• **GOAL**: Reproduce every one of the following entries verbatim, keeping them in the order shown.

• **GIVEN ENTRIES**:
-- Begin --

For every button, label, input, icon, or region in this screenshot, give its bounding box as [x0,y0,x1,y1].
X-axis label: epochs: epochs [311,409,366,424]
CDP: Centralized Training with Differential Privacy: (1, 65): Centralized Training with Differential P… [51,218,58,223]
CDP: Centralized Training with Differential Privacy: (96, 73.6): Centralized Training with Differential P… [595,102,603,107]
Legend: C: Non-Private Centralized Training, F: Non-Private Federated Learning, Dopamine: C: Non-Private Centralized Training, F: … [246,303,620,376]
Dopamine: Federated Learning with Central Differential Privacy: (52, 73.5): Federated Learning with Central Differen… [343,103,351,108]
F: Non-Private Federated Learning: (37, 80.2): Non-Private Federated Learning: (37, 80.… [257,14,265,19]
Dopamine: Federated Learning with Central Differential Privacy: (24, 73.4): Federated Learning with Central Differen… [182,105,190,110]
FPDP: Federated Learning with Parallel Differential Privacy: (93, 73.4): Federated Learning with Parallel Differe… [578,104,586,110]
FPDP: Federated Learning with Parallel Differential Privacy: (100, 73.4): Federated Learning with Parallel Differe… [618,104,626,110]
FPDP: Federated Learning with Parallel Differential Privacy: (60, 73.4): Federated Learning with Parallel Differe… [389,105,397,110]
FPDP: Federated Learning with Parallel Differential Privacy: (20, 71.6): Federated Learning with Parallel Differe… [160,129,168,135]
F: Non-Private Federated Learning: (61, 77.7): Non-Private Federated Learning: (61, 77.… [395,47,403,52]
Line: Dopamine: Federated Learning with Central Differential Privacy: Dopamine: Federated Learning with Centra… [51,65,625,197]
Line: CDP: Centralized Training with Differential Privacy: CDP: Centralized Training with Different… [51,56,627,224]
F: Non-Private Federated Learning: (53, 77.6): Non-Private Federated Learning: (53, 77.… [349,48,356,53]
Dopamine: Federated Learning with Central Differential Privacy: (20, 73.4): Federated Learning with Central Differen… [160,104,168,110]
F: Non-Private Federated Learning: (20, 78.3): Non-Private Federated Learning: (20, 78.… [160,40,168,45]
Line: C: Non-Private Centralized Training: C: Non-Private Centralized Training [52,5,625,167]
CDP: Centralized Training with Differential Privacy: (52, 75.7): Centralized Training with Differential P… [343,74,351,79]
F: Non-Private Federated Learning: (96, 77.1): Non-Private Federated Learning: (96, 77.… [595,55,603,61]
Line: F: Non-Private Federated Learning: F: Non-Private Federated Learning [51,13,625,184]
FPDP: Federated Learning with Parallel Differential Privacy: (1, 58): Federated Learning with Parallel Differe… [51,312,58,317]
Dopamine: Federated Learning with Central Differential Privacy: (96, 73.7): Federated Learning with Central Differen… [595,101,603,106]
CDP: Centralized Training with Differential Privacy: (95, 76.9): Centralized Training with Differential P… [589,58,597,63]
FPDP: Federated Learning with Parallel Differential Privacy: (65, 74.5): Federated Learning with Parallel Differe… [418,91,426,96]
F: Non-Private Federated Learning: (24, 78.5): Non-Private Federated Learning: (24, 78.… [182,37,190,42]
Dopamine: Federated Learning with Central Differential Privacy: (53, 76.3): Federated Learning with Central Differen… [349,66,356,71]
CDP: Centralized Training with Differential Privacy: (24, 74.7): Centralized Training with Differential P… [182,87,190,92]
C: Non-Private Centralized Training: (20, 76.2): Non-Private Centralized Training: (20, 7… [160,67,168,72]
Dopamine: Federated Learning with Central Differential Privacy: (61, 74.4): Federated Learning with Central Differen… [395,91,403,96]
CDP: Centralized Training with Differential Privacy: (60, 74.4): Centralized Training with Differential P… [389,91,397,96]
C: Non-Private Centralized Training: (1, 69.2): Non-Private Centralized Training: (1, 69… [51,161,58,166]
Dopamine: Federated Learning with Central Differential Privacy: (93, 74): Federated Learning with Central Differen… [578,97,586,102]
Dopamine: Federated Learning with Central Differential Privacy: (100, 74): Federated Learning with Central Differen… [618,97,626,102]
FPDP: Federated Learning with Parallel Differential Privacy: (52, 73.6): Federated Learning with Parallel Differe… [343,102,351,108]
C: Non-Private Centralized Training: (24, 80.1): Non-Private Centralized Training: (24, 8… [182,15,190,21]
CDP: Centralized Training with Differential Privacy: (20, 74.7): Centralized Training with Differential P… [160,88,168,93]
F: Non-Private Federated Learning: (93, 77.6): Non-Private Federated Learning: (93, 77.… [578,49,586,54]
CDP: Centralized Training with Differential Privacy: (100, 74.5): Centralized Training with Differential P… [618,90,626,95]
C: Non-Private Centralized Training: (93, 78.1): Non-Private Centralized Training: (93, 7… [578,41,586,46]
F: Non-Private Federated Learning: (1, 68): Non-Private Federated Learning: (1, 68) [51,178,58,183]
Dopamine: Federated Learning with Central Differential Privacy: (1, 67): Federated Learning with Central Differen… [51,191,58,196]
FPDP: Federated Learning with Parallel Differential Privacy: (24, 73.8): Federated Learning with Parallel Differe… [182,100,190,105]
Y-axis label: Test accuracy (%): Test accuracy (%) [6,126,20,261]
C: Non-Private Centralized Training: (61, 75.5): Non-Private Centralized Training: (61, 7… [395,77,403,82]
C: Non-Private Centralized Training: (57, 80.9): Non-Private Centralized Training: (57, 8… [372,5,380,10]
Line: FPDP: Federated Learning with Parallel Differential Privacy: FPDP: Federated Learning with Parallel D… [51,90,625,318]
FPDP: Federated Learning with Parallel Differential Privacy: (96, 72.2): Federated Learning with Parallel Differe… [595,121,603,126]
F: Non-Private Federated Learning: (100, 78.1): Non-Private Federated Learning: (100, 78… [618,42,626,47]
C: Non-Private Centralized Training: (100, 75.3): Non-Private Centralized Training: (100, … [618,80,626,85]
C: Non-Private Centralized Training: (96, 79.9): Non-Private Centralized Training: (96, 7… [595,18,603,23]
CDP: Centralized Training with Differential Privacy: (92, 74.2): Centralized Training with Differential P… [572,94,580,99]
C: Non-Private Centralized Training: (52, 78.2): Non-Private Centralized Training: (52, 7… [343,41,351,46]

-- End --

• **WRITTEN ANSWER**:
For every button, label, input, icon, or region in this screenshot, give its bounding box as [x0,y0,x1,y1].
X-axis label: epochs: epochs [311,409,366,424]
CDP: Centralized Training with Differential Privacy: (1, 65): Centralized Training with Differential P… [51,218,58,223]
CDP: Centralized Training with Differential Privacy: (96, 73.6): Centralized Training with Differential P… [595,102,603,107]
Legend: C: Non-Private Centralized Training, F: Non-Private Federated Learning, Dopamine: C: Non-Private Centralized Training, F: … [246,303,620,376]
Dopamine: Federated Learning with Central Differential Privacy: (52, 73.5): Federated Learning with Central Differen… [343,103,351,108]
F: Non-Private Federated Learning: (37, 80.2): Non-Private Federated Learning: (37, 80.… [257,14,265,19]
Dopamine: Federated Learning with Central Differential Privacy: (24, 73.4): Federated Learning with Central Differen… [182,105,190,110]
FPDP: Federated Learning with Parallel Differential Privacy: (93, 73.4): Federated Learning with Parallel Differe… [578,104,586,110]
FPDP: Federated Learning with Parallel Differential Privacy: (100, 73.4): Federated Learning with Parallel Differe… [618,104,626,110]
FPDP: Federated Learning with Parallel Differential Privacy: (60, 73.4): Federated Learning with Parallel Differe… [389,105,397,110]
FPDP: Federated Learning with Parallel Differential Privacy: (20, 71.6): Federated Learning with Parallel Differe… [160,129,168,135]
F: Non-Private Federated Learning: (61, 77.7): Non-Private Federated Learning: (61, 77.… [395,47,403,52]
Line: Dopamine: Federated Learning with Central Differential Privacy: Dopamine: Federated Learning with Centra… [51,65,625,197]
Line: CDP: Centralized Training with Differential Privacy: CDP: Centralized Training with Different… [51,56,627,224]
F: Non-Private Federated Learning: (53, 77.6): Non-Private Federated Learning: (53, 77.… [349,48,356,53]
Dopamine: Federated Learning with Central Differential Privacy: (20, 73.4): Federated Learning with Central Differen… [160,104,168,110]
F: Non-Private Federated Learning: (20, 78.3): Non-Private Federated Learning: (20, 78.… [160,40,168,45]
Line: C: Non-Private Centralized Training: C: Non-Private Centralized Training [52,5,625,167]
CDP: Centralized Training with Differential Privacy: (52, 75.7): Centralized Training with Differential P… [343,74,351,79]
F: Non-Private Federated Learning: (96, 77.1): Non-Private Federated Learning: (96, 77.… [595,55,603,61]
Line: F: Non-Private Federated Learning: F: Non-Private Federated Learning [51,13,625,184]
FPDP: Federated Learning with Parallel Differential Privacy: (1, 58): Federated Learning with Parallel Differe… [51,312,58,317]
Dopamine: Federated Learning with Central Differential Privacy: (96, 73.7): Federated Learning with Central Differen… [595,101,603,106]
CDP: Centralized Training with Differential Privacy: (95, 76.9): Centralized Training with Differential P… [589,58,597,63]
FPDP: Federated Learning with Parallel Differential Privacy: (65, 74.5): Federated Learning with Parallel Differe… [418,91,426,96]
F: Non-Private Federated Learning: (24, 78.5): Non-Private Federated Learning: (24, 78.… [182,37,190,42]
Dopamine: Federated Learning with Central Differential Privacy: (53, 76.3): Federated Learning with Central Differen… [349,66,356,71]
CDP: Centralized Training with Differential Privacy: (24, 74.7): Centralized Training with Differential P… [182,87,190,92]
C: Non-Private Centralized Training: (20, 76.2): Non-Private Centralized Training: (20, 7… [160,67,168,72]
Dopamine: Federated Learning with Central Differential Privacy: (61, 74.4): Federated Learning with Central Differen… [395,91,403,96]
CDP: Centralized Training with Differential Privacy: (60, 74.4): Centralized Training with Differential P… [389,91,397,96]
C: Non-Private Centralized Training: (1, 69.2): Non-Private Centralized Training: (1, 69… [51,161,58,166]
Dopamine: Federated Learning with Central Differential Privacy: (93, 74): Federated Learning with Central Differen… [578,97,586,102]
Dopamine: Federated Learning with Central Differential Privacy: (100, 74): Federated Learning with Central Differen… [618,97,626,102]
FPDP: Federated Learning with Parallel Differential Privacy: (52, 73.6): Federated Learning with Parallel Differe… [343,102,351,108]
C: Non-Private Centralized Training: (24, 80.1): Non-Private Centralized Training: (24, 8… [182,15,190,21]
CDP: Centralized Training with Differential Privacy: (20, 74.7): Centralized Training with Differential P… [160,88,168,93]
F: Non-Private Federated Learning: (93, 77.6): Non-Private Federated Learning: (93, 77.… [578,49,586,54]
CDP: Centralized Training with Differential Privacy: (100, 74.5): Centralized Training with Differential P… [618,90,626,95]
C: Non-Private Centralized Training: (93, 78.1): Non-Private Centralized Training: (93, 7… [578,41,586,46]
F: Non-Private Federated Learning: (1, 68): Non-Private Federated Learning: (1, 68) [51,178,58,183]
Dopamine: Federated Learning with Central Differential Privacy: (1, 67): Federated Learning with Central Differen… [51,191,58,196]
FPDP: Federated Learning with Parallel Differential Privacy: (24, 73.8): Federated Learning with Parallel Differe… [182,100,190,105]
Y-axis label: Test accuracy (%): Test accuracy (%) [6,126,20,261]
C: Non-Private Centralized Training: (61, 75.5): Non-Private Centralized Training: (61, 7… [395,77,403,82]
C: Non-Private Centralized Training: (57, 80.9): Non-Private Centralized Training: (57, 8… [372,5,380,10]
Line: FPDP: Federated Learning with Parallel Differential Privacy: FPDP: Federated Learning with Parallel D… [51,90,625,318]
FPDP: Federated Learning with Parallel Differential Privacy: (96, 72.2): Federated Learning with Parallel Differe… [595,121,603,126]
F: Non-Private Federated Learning: (100, 78.1): Non-Private Federated Learning: (100, 78… [618,42,626,47]
C: Non-Private Centralized Training: (100, 75.3): Non-Private Centralized Training: (100, … [618,80,626,85]
C: Non-Private Centralized Training: (96, 79.9): Non-Private Centralized Training: (96, 7… [595,18,603,23]
CDP: Centralized Training with Differential Privacy: (92, 74.2): Centralized Training with Differential P… [572,94,580,99]
C: Non-Private Centralized Training: (52, 78.2): Non-Private Centralized Training: (52, 7… [343,41,351,46]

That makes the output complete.